Saved entries:
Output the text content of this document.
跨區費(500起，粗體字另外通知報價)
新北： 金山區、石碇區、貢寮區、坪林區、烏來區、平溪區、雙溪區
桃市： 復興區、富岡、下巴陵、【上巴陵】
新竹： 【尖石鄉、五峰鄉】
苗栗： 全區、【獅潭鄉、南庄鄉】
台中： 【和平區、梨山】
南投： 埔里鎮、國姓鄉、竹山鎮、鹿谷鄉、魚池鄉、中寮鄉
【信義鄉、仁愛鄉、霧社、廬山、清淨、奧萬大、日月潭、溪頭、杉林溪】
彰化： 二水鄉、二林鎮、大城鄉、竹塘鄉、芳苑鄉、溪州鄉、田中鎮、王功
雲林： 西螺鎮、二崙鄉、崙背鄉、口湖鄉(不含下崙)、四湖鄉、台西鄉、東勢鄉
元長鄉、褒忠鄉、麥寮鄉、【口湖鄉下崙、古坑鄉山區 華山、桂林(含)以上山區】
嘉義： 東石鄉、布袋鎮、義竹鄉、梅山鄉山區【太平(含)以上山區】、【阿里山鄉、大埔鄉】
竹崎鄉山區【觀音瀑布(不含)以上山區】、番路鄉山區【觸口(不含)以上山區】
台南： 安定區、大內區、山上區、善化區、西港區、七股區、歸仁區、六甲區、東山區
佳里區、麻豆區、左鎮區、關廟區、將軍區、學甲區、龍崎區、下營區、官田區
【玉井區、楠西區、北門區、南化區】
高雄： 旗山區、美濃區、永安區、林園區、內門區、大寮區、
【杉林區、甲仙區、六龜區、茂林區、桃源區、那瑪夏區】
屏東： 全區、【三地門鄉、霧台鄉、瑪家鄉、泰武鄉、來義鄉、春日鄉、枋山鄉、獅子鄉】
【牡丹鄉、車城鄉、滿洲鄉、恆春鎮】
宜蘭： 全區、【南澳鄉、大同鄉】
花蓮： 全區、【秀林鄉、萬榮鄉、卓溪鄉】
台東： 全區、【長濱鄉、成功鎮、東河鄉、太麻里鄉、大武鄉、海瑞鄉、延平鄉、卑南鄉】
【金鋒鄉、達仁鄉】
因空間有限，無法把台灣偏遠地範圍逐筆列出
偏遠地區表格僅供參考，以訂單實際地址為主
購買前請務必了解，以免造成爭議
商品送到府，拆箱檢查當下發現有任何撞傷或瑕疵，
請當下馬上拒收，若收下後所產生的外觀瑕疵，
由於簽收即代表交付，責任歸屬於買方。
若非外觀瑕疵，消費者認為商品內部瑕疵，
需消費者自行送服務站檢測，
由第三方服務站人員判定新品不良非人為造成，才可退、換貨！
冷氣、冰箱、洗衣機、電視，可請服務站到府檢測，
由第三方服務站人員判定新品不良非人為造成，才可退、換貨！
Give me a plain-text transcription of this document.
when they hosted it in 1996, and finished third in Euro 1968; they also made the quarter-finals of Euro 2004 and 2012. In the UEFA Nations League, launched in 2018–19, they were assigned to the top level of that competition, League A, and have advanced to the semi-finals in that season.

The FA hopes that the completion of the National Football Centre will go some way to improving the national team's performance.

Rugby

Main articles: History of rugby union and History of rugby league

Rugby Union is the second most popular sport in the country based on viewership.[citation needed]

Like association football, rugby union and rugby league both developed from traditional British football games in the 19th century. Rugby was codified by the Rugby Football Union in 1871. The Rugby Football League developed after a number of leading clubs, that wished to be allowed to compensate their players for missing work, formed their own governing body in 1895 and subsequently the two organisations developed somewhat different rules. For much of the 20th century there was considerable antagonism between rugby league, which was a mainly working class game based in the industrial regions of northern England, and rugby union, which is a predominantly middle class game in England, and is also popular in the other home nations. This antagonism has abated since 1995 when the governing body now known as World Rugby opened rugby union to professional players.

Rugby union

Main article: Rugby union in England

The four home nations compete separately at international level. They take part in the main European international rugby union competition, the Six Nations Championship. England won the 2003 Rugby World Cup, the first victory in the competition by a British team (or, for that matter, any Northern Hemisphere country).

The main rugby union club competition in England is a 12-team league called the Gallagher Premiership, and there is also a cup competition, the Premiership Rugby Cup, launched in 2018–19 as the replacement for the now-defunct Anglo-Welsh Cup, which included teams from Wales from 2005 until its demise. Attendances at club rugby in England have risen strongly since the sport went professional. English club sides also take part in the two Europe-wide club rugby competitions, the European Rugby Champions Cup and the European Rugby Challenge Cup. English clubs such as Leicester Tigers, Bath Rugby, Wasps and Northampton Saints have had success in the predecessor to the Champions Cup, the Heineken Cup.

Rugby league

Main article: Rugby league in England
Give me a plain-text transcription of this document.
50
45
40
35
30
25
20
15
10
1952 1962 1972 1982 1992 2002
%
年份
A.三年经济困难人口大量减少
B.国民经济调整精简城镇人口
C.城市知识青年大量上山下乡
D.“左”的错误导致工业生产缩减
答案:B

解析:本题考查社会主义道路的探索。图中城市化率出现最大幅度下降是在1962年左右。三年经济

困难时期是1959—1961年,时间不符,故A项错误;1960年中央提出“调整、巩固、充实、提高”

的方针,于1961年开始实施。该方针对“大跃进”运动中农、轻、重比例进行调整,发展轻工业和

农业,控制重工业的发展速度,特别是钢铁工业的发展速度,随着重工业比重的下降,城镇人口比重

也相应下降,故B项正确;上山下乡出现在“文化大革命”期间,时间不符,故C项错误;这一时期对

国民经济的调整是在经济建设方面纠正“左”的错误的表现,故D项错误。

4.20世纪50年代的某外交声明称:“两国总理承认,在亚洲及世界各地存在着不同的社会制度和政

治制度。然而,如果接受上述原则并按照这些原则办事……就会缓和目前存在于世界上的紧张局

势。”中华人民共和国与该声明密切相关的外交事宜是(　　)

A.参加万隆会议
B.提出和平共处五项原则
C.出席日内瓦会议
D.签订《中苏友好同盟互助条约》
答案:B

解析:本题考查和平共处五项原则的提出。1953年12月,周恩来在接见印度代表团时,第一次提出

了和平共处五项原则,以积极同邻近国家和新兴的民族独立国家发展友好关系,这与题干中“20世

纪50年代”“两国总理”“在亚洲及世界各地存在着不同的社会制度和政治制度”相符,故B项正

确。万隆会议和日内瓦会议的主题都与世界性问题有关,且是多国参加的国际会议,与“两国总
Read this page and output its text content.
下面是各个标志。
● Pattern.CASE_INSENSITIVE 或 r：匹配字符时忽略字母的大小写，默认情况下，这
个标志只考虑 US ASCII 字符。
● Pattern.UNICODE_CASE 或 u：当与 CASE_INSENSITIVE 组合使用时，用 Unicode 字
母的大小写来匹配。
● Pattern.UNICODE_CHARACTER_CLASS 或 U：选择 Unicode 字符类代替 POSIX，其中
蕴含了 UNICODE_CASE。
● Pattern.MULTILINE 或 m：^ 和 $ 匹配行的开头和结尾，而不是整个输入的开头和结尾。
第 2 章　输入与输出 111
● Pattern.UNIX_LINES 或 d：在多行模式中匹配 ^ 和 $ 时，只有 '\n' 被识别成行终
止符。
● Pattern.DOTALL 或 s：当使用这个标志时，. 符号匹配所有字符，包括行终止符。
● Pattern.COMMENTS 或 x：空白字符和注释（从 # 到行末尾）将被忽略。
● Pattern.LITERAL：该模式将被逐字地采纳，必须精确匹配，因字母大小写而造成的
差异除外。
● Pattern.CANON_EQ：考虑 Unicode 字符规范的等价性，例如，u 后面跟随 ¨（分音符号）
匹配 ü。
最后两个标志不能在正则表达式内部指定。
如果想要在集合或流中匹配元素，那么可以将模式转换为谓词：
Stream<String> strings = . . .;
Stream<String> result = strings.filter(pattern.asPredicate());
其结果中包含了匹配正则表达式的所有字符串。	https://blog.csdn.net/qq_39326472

**WORK TO DO:** Retype the whole listing, matching it exactly.

**TASK OUTPUT:**
Output the text content of this document.
跨區費(500起，粗體字另外通知報價)
新北： 金山區、石碇區、貢寮區、坪林區、烏來區、平溪區、雙溪區
桃市： 復興區、富岡、下巴陵、【上巴陵】
新竹： 【尖石鄉、五峰鄉】
苗栗： 全區、【獅潭鄉、南庄鄉】
台中： 【和平區、梨山】
南投： 埔里鎮、國姓鄉、竹山鎮、鹿谷鄉、魚池鄉、中寮鄉
【信義鄉、仁愛鄉、霧社、廬山、清淨、奧萬大、日月潭、溪頭、杉林溪】
彰化： 二水鄉、二林鎮、大城鄉、竹塘鄉、芳苑鄉、溪州鄉、田中鎮、王功
雲林： 西螺鎮、二崙鄉、崙背鄉、口湖鄉(不含下崙)、四湖鄉、台西鄉、東勢鄉
元長鄉、褒忠鄉、麥寮鄉、【口湖鄉下崙、古坑鄉山區 華山、桂林(含)以上山區】
嘉義： 東石鄉、布袋鎮、義竹鄉、梅山鄉山區【太平(含)以上山區】、【阿里山鄉、大埔鄉】
竹崎鄉山區【觀音瀑布(不含)以上山區】、番路鄉山區【觸口(不含)以上山區】
台南： 安定區、大內區、山上區、善化區、西港區、七股區、歸仁區、六甲區、東山區
佳里區、麻豆區、左鎮區、關廟區、將軍區、學甲區、龍崎區、下營區、官田區
【玉井區、楠西區、北門區、南化區】
高雄： 旗山區、美濃區、永安區、林園區、內門區、大寮區、
【杉林區、甲仙區、六龜區、茂林區、桃源區、那瑪夏區】
屏東： 全區、【三地門鄉、霧台鄉、瑪家鄉、泰武鄉、來義鄉、春日鄉、枋山鄉、獅子鄉】
【牡丹鄉、車城鄉、滿洲鄉、恆春鎮】
宜蘭： 全區、【南澳鄉、大同鄉】
花蓮： 全區、【秀林鄉、萬榮鄉、卓溪鄉】
台東： 全區、【長濱鄉、成功鎮、東河鄉、太麻里鄉、大武鄉、海瑞鄉、延平鄉、卑南鄉】
【金鋒鄉、達仁鄉】
因空間有限，無法把台灣偏遠地範圍逐筆列出
偏遠地區表格僅供參考，以訂單實際地址為主
購買前請務必了解，以免造成爭議
商品送到府，拆箱檢查當下發現有任何撞傷或瑕疵，
請當下馬上拒收，若收下後所產生的外觀瑕疵，
由於簽收即代表交付，責任歸屬於買方。
若非外觀瑕疵，消費者認為商品內部瑕疵，
需消費者自行送服務站檢測，
由第三方服務站人員判定新品不良非人為造成，才可退、換貨！
冷氣、冰箱、洗衣機、電視，可請服務站到府檢測，
由第三方服務站人員判定新品不良非人為造成，才可退、換貨！
Give me a plain-text transcription of this document.
when they hosted it in 1996, and finished third in Euro 1968; they also made the quarter-finals of Euro 2004 and 2012. In the UEFA Nations League, launched in 2018–19, they were assigned to the top level of that competition, League A, and have advanced to the semi-finals in that season.

The FA hopes that the completion of the National Football Centre will go some way to improving the national team's performance.

Rugby

Main articles: History of rugby union and History of rugby league

Rugby Union is the second most popular sport in the country based on viewership.[citation needed]

Like association football, rugby union and rugby league both developed from traditional British football games in the 19th century. Rugby was codified by the Rugby Football Union in 1871. The Rugby Football League developed after a number of leading clubs, that wished to be allowed to compensate their players for missing work, formed their own governing body in 1895 and subsequently the two organisations developed somewhat different rules. For much of the 20th century there was considerable antagonism between rugby league, which was a mainly working class game based in the industrial regions of northern England, and rugby union, which is a predominantly middle class game in England, and is also popular in the other home nations. This antagonism has abated since 1995 when the governing body now known as World Rugby opened rugby union to professional players.

Rugby union

Main article: Rugby union in England

The four home nations compete separately at international level. They take part in the main European international rugby union competition, the Six Nations Championship. England won the 2003 Rugby World Cup, the first victory in the competition by a British team (or, for that matter, any Northern Hemisphere country).

The main rugby union club competition in England is a 12-team league called the Gallagher Premiership, and there is also a cup competition, the Premiership Rugby Cup, launched in 2018–19 as the replacement for the now-defunct Anglo-Welsh Cup, which included teams from Wales from 2005 until its demise. Attendances at club rugby in England have risen strongly since the sport went professional. English club sides also take part in the two Europe-wide club rugby competitions, the European Rugby Champions Cup and the European Rugby Challenge Cup. English clubs such as Leicester Tigers, Bath Rugby, Wasps and Northampton Saints have had success in the predecessor to the Champions Cup, the Heineken Cup.

Rugby league

Main article: Rugby league in England
Give me a plain-text transcription of this document.
50
45
40
35
30
25
20
15
10
1952 1962 1972 1982 1992 2002
%
年份
A.三年经济困难人口大量减少
B.国民经济调整精简城镇人口
C.城市知识青年大量上山下乡
D.“左”的错误导致工业生产缩减
答案:B

解析:本题考查社会主义道路的探索。图中城市化率出现最大幅度下降是在1962年左右。三年经济

困难时期是1959—1961年,时间不符,故A项错误;1960年中央提出“调整、巩固、充实、提高”

的方针,于1961年开始实施。该方针对“大跃进”运动中农、轻、重比例进行调整,发展轻工业和

农业,控制重工业的发展速度,特别是钢铁工业的发展速度,随着重工业比重的下降,城镇人口比重

也相应下降,故B项正确;上山下乡出现在“文化大革命”期间,时间不符,故C项错误;这一时期对

国民经济的调整是在经济建设方面纠正“左”的错误的表现,故D项错误。

4.20世纪50年代的某外交声明称:“两国总理承认,在亚洲及世界各地存在着不同的社会制度和政

治制度。然而,如果接受上述原则并按照这些原则办事……就会缓和目前存在于世界上的紧张局

势。”中华人民共和国与该声明密切相关的外交事宜是(　　)

A.参加万隆会议
B.提出和平共处五项原则
C.出席日内瓦会议
D.签订《中苏友好同盟互助条约》
答案:B

解析:本题考查和平共处五项原则的提出。1953年12月,周恩来在接见印度代表团时,第一次提出

了和平共处五项原则,以积极同邻近国家和新兴的民族独立国家发展友好关系,这与题干中“20世

纪50年代”“两国总理”“在亚洲及世界各地存在着不同的社会制度和政治制度”相符,故B项正

确。万隆会议和日内瓦会议的主题都与世界性问题有关,且是多国参加的国际会议,与“两国总
Read this page and output its text content.
下面是各个标志。
● Pattern.CASE_INSENSITIVE 或 r：匹配字符时忽略字母的大小写，默认情况下，这
个标志只考虑 US ASCII 字符。
● Pattern.UNICODE_CASE 或 u：当与 CASE_INSENSITIVE 组合使用时，用 Unicode 字
母的大小写来匹配。
● Pattern.UNICODE_CHARACTER_CLASS 或 U：选择 Unicode 字符类代替 POSIX，其中
蕴含了 UNICODE_CASE。
● Pattern.MULTILINE 或 m：^ 和 $ 匹配行的开头和结尾，而不是整个输入的开头和结尾。
第 2 章　输入与输出 111
● Pattern.UNIX_LINES 或 d：在多行模式中匹配 ^ 和 $ 时，只有 '\n' 被识别成行终
止符。
● Pattern.DOTALL 或 s：当使用这个标志时，. 符号匹配所有字符，包括行终止符。
● Pattern.COMMENTS 或 x：空白字符和注释（从 # 到行末尾）将被忽略。
● Pattern.LITERAL：该模式将被逐字地采纳，必须精确匹配，因字母大小写而造成的
差异除外。
● Pattern.CANON_EQ：考虑 Unicode 字符规范的等价性，例如，u 后面跟随 ¨（分音符号）
匹配 ü。
最后两个标志不能在正则表达式内部指定。
如果想要在集合或流中匹配元素，那么可以将模式转换为谓词：
Stream<String> strings = . . .;
Stream<String> result = strings.filter(pattern.asPredicate());
其结果中包含了匹配正则表达式的所有字符串。	https://blog.csdn.net/qq_39326472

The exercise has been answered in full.